— Begin EXCERPTED DATA —

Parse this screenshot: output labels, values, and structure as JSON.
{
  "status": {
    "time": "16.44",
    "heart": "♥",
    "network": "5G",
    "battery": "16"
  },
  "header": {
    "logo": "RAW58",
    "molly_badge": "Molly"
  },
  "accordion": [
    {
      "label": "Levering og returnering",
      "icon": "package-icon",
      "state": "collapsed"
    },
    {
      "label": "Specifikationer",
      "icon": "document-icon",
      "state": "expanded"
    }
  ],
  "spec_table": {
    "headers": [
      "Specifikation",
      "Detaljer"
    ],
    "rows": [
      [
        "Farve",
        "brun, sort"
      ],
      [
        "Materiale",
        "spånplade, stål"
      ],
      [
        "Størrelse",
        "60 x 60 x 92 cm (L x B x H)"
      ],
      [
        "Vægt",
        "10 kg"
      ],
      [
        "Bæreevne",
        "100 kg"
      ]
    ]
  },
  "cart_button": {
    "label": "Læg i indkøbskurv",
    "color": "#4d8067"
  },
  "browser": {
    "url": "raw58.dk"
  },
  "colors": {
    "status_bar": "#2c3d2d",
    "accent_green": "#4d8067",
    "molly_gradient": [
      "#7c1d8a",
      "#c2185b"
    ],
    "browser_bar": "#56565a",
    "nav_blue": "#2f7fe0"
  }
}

— End EXCERPTED DATA —

- **WORK TO BE COMPLETED**: Look through the entries above; copy each line where the string "icon" appears.

- **EXERCISE RESULT**:
      "icon": "package-icon",
      "icon": "document-icon",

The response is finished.